# [PROBLEM]
Read the data and repeat all of it exactly.

# [INFORMATION SUPPLIED]
※ ※ ※

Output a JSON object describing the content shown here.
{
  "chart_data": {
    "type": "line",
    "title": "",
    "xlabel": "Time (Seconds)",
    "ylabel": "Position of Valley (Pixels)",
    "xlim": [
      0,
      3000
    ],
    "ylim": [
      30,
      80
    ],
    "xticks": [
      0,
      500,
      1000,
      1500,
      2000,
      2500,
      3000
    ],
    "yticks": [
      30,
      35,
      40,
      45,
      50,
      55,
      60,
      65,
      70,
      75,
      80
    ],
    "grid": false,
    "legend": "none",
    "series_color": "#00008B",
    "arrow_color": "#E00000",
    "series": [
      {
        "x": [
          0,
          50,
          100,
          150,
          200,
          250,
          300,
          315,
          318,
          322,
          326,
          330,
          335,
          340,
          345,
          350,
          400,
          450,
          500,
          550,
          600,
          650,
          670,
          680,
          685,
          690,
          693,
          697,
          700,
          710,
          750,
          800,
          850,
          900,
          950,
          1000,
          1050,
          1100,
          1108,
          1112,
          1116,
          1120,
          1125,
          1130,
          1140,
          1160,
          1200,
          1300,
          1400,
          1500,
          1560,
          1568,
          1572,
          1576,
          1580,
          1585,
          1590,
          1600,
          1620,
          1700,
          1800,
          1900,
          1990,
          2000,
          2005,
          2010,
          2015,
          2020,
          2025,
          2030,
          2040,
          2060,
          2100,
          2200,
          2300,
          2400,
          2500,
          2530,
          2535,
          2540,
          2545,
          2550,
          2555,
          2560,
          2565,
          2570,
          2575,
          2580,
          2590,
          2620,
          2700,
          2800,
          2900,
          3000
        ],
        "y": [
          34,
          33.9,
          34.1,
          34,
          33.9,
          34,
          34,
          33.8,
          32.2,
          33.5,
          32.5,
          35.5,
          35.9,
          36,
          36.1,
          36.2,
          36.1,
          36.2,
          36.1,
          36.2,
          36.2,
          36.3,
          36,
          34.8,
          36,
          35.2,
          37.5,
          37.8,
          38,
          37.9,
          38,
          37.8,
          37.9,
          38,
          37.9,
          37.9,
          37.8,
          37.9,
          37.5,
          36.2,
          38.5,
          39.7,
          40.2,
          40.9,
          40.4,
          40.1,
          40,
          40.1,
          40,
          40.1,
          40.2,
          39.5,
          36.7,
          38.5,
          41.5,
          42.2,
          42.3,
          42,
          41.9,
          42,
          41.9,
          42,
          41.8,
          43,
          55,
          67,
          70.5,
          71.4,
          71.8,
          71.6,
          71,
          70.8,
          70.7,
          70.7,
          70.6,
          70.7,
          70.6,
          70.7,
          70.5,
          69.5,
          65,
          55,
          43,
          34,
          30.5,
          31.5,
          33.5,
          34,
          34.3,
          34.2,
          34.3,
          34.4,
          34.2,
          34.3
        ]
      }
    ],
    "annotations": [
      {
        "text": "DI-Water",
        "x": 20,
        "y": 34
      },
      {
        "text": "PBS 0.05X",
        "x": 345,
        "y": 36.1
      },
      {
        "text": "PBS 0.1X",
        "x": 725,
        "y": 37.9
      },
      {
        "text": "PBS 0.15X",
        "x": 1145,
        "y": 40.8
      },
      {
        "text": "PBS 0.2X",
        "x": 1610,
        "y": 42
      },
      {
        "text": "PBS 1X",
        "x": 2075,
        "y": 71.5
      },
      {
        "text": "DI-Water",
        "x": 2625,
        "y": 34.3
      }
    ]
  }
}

※ ※ ※

# [EXERCISE RESULT]
Output a JSON object describing the content shown here.
{
  "chart_data": {
    "type": "line",
    "title": "",
    "xlabel": "Time (Seconds)",
    "ylabel": "Position of Valley (Pixels)",
    "xlim": [
      0,
      3000
    ],
    "ylim": [
      30,
      80
    ],
    "xticks": [
      0,
      500,
      1000,
      1500,
      2000,
      2500,
      3000
    ],
    "yticks": [
      30,
      35,
      40,
      45,
      50,
      55,
      60,
      65,
      70,
      75,
      80
    ],
    "grid": false,
    "legend": "none",
    "series_color": "#00008B",
    "arrow_color": "#E00000",
    "series": [
      {
        "x": [
          0,
          50,
          100,
          150,
          200,
          250,
          300,
          315,
          318,
          322,
          326,
          330,
          335,
          340,
          345,
          350,
          400,
          450,
          500,
          550,
          600,
          650,
          670,
          680,
          685,
          690,
          693,
          697,
          700,
          710,
          750,
          800,
          850,
          900,
          950,
          1000,
          1050,
          1100,
          1108,
          1112,
          1116,
          1120,
          1125,
          1130,
          1140,
          1160,
          1200,
          1300,
          1400,
          1500,
          1560,
          1568,
          1572,
          1576,
          1580,
          1585,
          1590,
          1600,
          1620,
          1700,
          1800,
          1900,
          1990,
          2000,
          2005,
          2010,
          2015,
          2020,
          2025,
          2030,
          2040,
          2060,
          2100,
          2200,
          2300,
          2400,
          2500,
          2530,
          2535,
          2540,
          2545,
          2550,
          2555,
          2560,
          2565,
          2570,
          2575,
          2580,
          2590,
          2620,
          2700,
          2800,
          2900,
          3000
        ],
        "y": [
          34,
          33.9,
          34.1,
          34,
          33.9,
          34,
          34,
          33.8,
          32.2,
          33.5,
          32.5,
          35.5,
          35.9,
          36,
          36.1,
          36.2,
          36.1,
          36.2,
          36.1,
          36.2,
          36.2,
          36.3,
          36,
          34.8,
          36,
          35.2,
          37.5,
          37.8,
          38,
          37.9,
          38,
          37.8,
          37.9,
          38,
          37.9,
          37.9,
          37.8,
          37.9,
          37.5,
          36.2,
          38.5,
          39.7,
          40.2,
          40.9,
          40.4,
          40.1,
          40,
          40.1,
          40,
          40.1,
          40.2,
          39.5,
          36.7,
          38.5,
          41.5,
          42.2,
          42.3,
          42,
          41.9,
          42,
          41.9,
          42,
          41.8,
          43,
          55,
          67,
          70.5,
          71.4,
          71.8,
          71.6,
          71,
          70.8,
          70.7,
          70.7,
          70.6,
          70.7,
          70.6,
          70.7,
          70.5,
          69.5,
          65,
          55,
          43,
          34,
          30.5,
          31.5,
          33.5,
          34,
          34.3,
          34.2,
          34.3,
          34.4,
          34.2,
          34.3
        ]
      }
    ],
    "annotations": [
      {
        "text": "DI-Water",
        "x": 20,
        "y": 34
      },
      {
        "text": "PBS 0.05X",
        "x": 345,
        "y": 36.1
      },
      {
        "text": "PBS 0.1X",
        "x": 725,
        "y": 37.9
      },
      {
        "text": "PBS 0.15X",
        "x": 1145,
        "y": 40.8
      },
      {
        "text": "PBS 0.2X",
        "x": 1610,
        "y": 42
      },
      {
        "text": "PBS 1X",
        "x": 2075,
        "y": 71.5
      },
      {
        "text": "DI-Water",
        "x": 2625,
        "y": 34.3
      }
    ]
  }
}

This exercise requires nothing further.